Despite the increasing visibility of alternate video games and the diverse people making them, there is still an emphasis on escapist simulacrum in popular criticism and marketing. Studios and firms sell experiences that feel “real,” beyond the artificial worlds of games past. They may not be talking about pure polygon counts, as an embarrassing David Cage did in 2013, but they are talking about dynamic breathing, realistic kissing, rope physics, and motion capture. All things to make games better, more emotional, more thrilling. Video games vanish, kill, and stop time. Every game is a single moment, a continuous, immersive reality to be swept up in. They are more real, more able to make us escape, than ever before.

This is a bald-faced lie of capital. That lie has only become more hollow as the leap from console generation to console generation has become less dramatic and as exploitative labor practices continue to permeate the industry. But it’s always been a lie. All you had to do to prove it wrong is play older games, especially in their flaws, unrealities, and inconveniences. For example, Final Fantasy is largely remembered as a first stab at a series that wouldn’t really find its identity until FF4. The most reductive way to describe it is: “what if Dragon Quest had four protagonists instead of one?” It establishes the warriors of light, the sacred crystals, and evil elementals that would become stables of future entries in the series. It’s a classic JRPG, worth revisiting for the curious, but best left alone by most players. None of this is unfair or inaccurate, but Final Fantasy subverts expectations. It’s a game that speaks to the heart of the medium’s ability to make something beyond its code and beyond the material.

════════

Repeat the part of the passage on video game realism that opens with the words containing "Despite the increasing" and closes with "than ever before.", substituting "cloth physics" for "rope physics".

[Element box data]

════════

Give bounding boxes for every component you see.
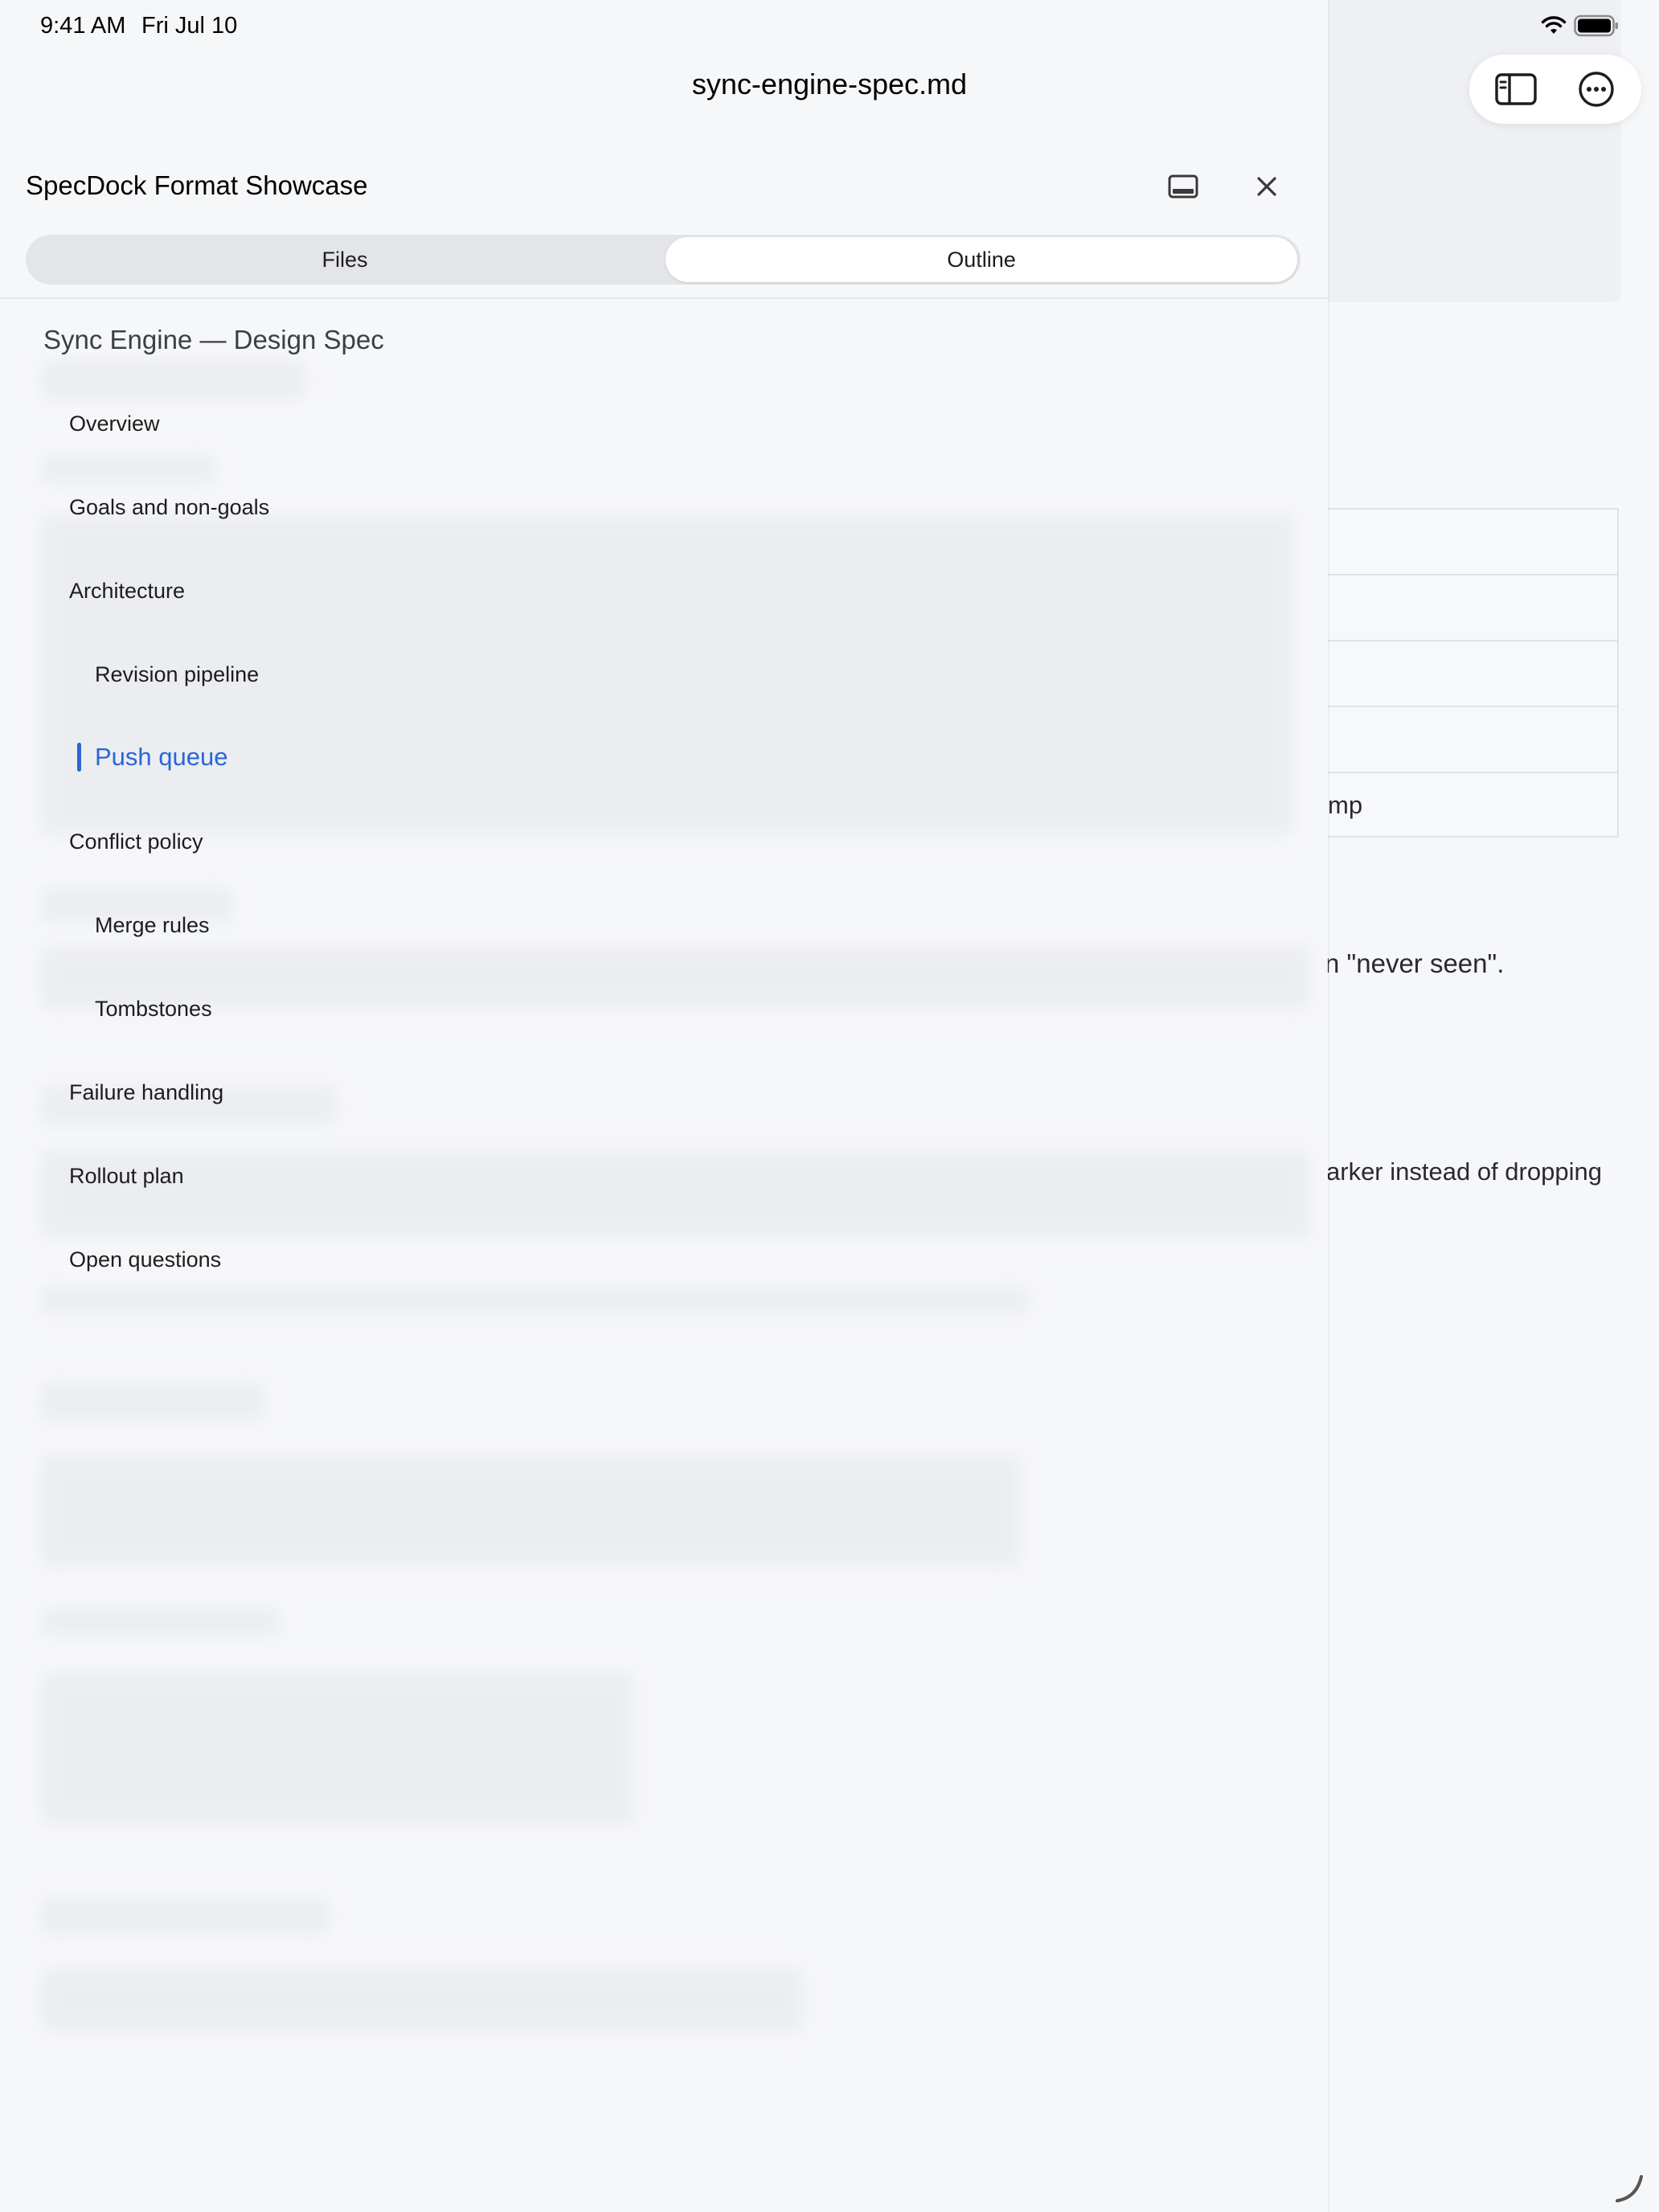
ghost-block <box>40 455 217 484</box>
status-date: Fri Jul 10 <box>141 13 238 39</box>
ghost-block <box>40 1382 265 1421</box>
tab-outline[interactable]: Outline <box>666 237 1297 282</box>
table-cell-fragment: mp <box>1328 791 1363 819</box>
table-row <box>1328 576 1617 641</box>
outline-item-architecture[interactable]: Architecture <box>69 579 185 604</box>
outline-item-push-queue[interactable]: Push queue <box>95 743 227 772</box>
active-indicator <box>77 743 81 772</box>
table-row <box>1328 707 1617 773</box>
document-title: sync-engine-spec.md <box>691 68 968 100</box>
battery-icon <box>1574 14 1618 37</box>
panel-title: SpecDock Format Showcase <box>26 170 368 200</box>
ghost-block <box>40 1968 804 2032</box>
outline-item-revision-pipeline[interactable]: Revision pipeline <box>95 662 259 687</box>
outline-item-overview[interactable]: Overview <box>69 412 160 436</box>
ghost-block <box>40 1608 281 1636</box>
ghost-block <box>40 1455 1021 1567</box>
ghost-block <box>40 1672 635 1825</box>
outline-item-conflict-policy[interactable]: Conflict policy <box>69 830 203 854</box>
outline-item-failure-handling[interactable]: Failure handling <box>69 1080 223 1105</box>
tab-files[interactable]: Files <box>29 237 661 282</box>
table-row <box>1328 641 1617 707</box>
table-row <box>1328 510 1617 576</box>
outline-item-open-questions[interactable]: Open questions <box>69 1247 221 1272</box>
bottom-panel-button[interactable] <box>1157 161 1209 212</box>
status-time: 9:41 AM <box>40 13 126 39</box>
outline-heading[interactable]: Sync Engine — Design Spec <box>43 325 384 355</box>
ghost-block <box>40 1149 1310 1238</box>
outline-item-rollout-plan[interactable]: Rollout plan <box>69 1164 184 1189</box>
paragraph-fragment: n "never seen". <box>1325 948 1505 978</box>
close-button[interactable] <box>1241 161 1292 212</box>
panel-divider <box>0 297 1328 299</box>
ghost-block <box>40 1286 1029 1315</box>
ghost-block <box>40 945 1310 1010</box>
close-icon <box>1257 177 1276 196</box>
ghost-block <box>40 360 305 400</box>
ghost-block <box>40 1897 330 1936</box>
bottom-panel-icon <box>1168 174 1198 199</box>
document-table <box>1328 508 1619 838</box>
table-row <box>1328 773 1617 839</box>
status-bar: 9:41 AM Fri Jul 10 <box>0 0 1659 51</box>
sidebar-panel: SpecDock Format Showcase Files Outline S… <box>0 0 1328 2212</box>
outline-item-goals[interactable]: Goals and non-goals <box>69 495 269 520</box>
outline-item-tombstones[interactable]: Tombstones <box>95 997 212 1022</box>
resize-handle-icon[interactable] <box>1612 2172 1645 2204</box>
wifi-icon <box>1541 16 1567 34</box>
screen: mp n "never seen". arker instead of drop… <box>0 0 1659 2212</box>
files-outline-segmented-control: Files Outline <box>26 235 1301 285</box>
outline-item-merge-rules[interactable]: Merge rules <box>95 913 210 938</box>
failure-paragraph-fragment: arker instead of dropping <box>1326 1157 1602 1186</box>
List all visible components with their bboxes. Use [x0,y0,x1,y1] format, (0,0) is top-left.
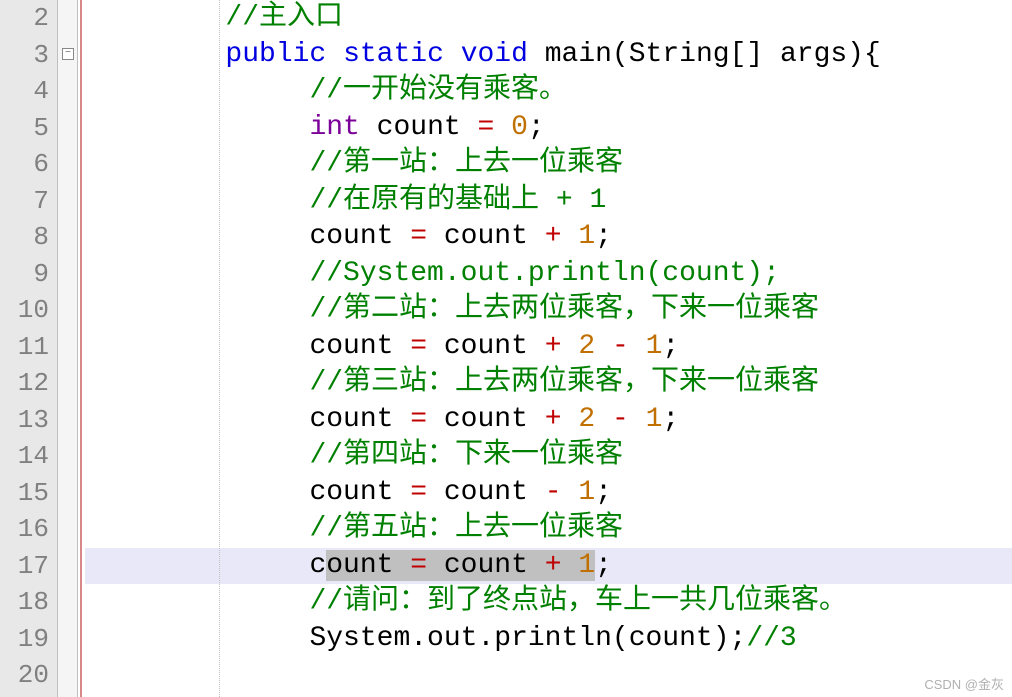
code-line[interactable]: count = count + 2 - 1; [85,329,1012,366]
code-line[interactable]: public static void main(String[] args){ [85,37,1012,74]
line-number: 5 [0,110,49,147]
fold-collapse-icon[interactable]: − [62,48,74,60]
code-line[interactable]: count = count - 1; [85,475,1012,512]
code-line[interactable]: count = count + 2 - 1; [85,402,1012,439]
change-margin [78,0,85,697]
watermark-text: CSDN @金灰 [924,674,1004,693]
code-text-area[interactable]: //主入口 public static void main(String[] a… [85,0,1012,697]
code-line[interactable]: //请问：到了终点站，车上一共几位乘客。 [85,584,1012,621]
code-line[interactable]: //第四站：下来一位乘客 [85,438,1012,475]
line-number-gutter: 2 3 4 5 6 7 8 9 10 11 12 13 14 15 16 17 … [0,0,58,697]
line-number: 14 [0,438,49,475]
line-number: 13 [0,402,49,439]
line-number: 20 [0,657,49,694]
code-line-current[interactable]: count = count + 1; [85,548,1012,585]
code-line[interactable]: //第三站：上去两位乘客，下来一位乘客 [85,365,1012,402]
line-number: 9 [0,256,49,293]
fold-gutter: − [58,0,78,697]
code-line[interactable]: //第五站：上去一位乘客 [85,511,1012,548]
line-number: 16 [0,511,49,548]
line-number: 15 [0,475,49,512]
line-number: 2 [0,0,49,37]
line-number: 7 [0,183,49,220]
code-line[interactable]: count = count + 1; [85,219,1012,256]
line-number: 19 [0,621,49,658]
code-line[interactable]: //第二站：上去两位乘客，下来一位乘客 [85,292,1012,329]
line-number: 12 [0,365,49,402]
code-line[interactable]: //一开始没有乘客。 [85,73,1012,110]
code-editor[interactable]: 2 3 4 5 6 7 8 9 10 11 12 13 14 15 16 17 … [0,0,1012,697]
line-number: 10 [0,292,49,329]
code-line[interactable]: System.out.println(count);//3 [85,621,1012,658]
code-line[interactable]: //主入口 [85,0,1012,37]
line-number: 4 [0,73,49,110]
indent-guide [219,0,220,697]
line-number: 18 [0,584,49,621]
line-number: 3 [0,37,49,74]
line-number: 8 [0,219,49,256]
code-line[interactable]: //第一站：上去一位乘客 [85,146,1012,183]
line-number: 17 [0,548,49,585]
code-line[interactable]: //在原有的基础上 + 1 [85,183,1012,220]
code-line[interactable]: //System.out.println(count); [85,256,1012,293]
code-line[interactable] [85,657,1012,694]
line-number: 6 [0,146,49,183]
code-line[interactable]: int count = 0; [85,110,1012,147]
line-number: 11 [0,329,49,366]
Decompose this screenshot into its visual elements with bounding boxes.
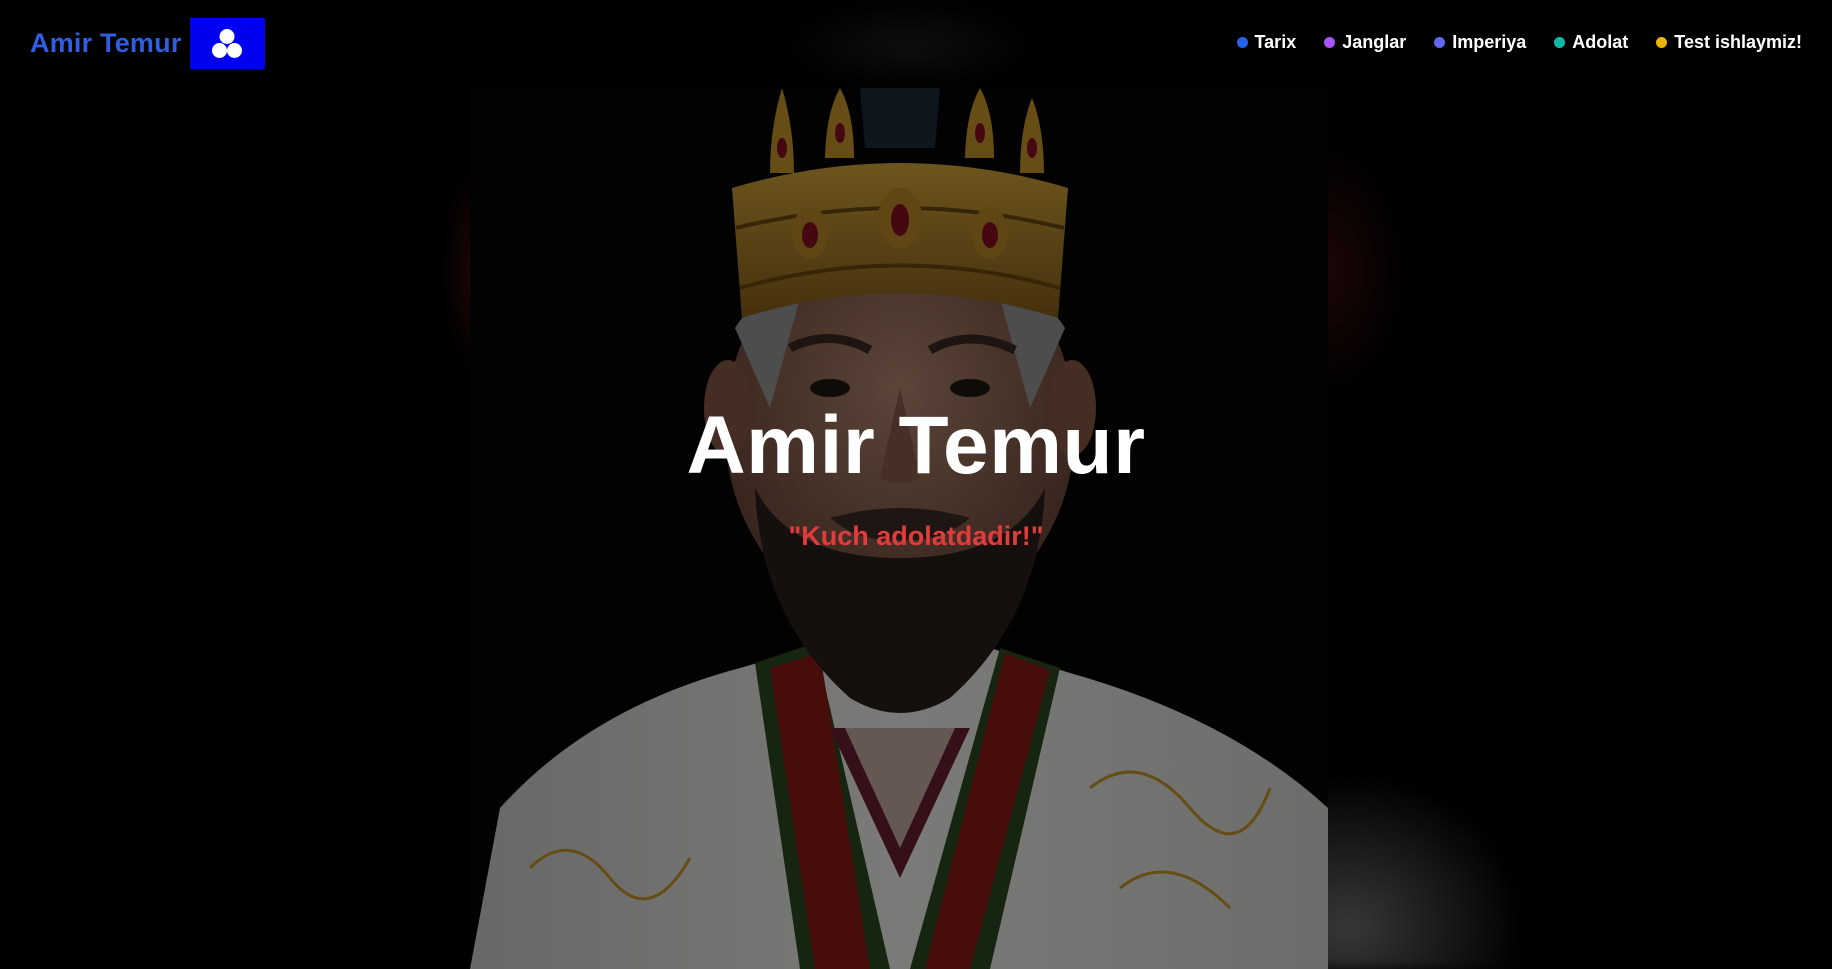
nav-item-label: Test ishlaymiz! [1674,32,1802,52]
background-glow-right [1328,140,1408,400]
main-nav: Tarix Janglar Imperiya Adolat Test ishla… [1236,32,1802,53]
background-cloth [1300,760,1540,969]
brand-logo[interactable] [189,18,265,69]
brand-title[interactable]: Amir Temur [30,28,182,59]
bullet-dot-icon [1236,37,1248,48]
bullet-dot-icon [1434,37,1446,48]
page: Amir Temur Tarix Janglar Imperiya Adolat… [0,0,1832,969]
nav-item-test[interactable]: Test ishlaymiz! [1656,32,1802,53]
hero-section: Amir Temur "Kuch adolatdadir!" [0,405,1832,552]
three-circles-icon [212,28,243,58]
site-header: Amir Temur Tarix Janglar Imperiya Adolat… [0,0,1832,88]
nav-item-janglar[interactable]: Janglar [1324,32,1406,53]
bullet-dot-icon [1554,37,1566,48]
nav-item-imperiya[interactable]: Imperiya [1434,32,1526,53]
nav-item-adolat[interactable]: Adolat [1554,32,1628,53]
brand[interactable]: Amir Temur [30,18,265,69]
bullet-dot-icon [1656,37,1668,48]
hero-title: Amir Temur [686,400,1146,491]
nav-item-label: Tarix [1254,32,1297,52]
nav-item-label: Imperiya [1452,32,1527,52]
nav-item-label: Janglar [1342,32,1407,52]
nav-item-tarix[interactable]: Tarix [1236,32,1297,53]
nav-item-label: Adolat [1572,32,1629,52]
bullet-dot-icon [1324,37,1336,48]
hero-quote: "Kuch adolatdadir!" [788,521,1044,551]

════════

**SOLVED EXERCISE**
Despite the increasing visibility of alternate video games and the diverse people making them, there is still an emphasis on escapist simulacrum in popular criticism and marketing. Studios and firms sell experiences that feel “real,” beyond the artificial worlds of games past. They may not be talking about pure polygon counts, as an embarrassing David Cage did in 2013, but they are talking about dynamic breathing, realistic kissing, cloth physics, and motion capture. All things to make games better, more emotional, more thrilling. Video games vanish, kill, and stop time. Every game is a single moment, a continuous, immersive reality to be swept up in. They are more real, more able to make us escape, than ever before.